## Task to carry out:
Lines with the word "weer" are the answer; copy each of them from the data below.

Page text entries
________________________________________

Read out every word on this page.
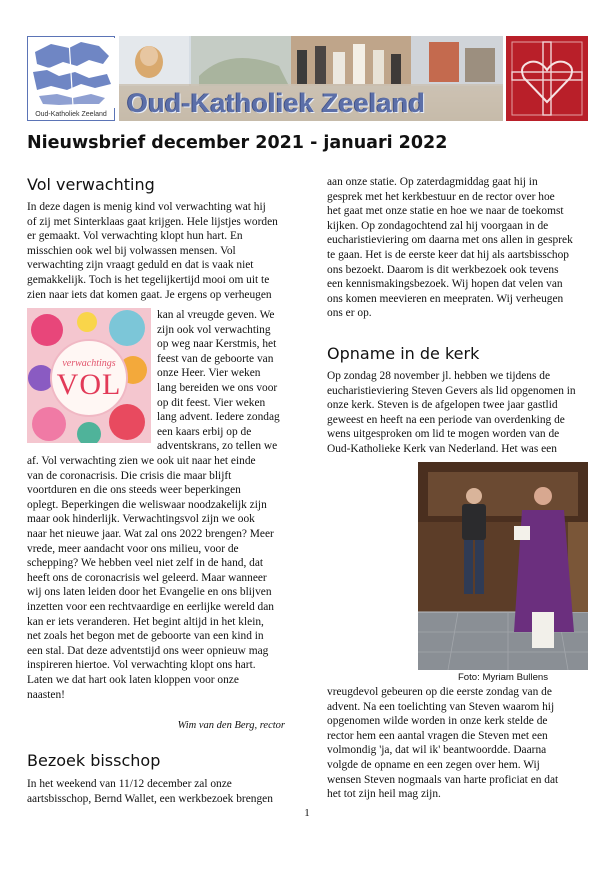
Oud-Katholiek Zeeland Oud-Katholiek Zeeland
Nieuwsbrief december 2021 - januari 2022
Vol verwachting
In deze dagen is menig kind vol verwachting wat hij
of zij met Sinterklaas gaat krijgen. Hele lijstjes worden
er gemaakt. Vol verwachting klopt hun hart. En
misschien ook wel bij volwassen mensen. Vol
verwachting zijn vraagt geduld en dat is vaak niet
gemakkelijk. Toch is het tegelijkertijd mooi om uit te
zien naar iets dat komen gaat. Je ergens op verheugen
verwachtings
VOL
kan al vreugde geven. We
zijn ook vol verwachting
op weg naar Kerstmis, het
feest van de geboorte van
onze Heer. Vier weken
lang bereiden we ons voor
op dit feest. Vier weken
lang advent. Iedere zondag
een kaars erbij op de
adventskrans, zo tellen we
af. Vol verwachting zien we ook uit naar het einde
van de coronacrisis. Die crisis die maar blijft
voortduren en die ons steeds weer beperkingen
oplegt. Beperkingen die weliswaar noodzakelijk zijn
maar ook hinderlijk. Verwachtingsvol zijn we ook
naar het nieuwe jaar. Wat zal ons 2022 brengen? Meer
vrede, meer aandacht voor ons milieu, voor de
schepping? We hebben veel niet zelf in de hand, dat
heeft ons de coronacrisis wel geleerd. Maar wanneer
wij ons laten leiden door het Evangelie en ons blijven
inzetten voor een rechtvaardige en eerlijke wereld dan
kan er iets veranderen. Het begint altijd in het klein,
net zoals het begon met de geboorte van een kind in
een stal. Dat deze adventstijd ons weer opnieuw mag
inspireren hiertoe. Vol verwachting klopt ons hart.
Laten we dat hart ook laten kloppen voor onze
naasten!
Wim van den Berg, rector
Bezoek bisschop
In het weekend van 11/12 december zal onze
aartsbisschop, Bernd Wallet, een werkbezoek brengen
aan onze statie. Op zaterdagmiddag gaat hij in
gesprek met het kerkbestuur en de rector over hoe
het gaat met onze statie en hoe we naar de toekomst
kijken. Op zondagochtend zal hij voorgaan in de
eucharistieviering om daarna met ons allen in gesprek
te gaan. Het is de eerste keer dat hij als aartsbisschop
ons bezoekt. Daarom is dit werkbezoek ook tevens
een kennismakingsbezoek. Wij hopen dat velen van
ons komen meevieren en meepraten. Wij verheugen
ons er op.
Opname in de kerk
Op zondag 28 november jl. hebben we tijdens de
eucharistieviering Steven Gevers als lid opgenomen in
onze kerk. Steven is de afgelopen twee jaar gastlid
geweest en heeft na een periode van overdenking de
wens uitgesproken om lid te mogen worden van de
Oud-Katholieke Kerk van Nederland. Het was een
Foto: Myriam Bullens
vreugdevol gebeuren op die eerste zondag van de
advent. Na een toelichting van Steven waarom hij
opgenomen wilde worden in onze kerk stelde de
rector hem een aantal vragen die Steven met een
volmondig 'ja, dat wil ik' beantwoordde. Daarna
volgde de opname en een zegen over hem. Wij
wensen Steven nogmaals van harte proficiat en dat
het tot zijn heil mag zijn.
1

________________________________________

## Solution for this task:
voortduren en die ons steeds weer beperkingen
een stal. Dat deze adventstijd ons weer opnieuw mag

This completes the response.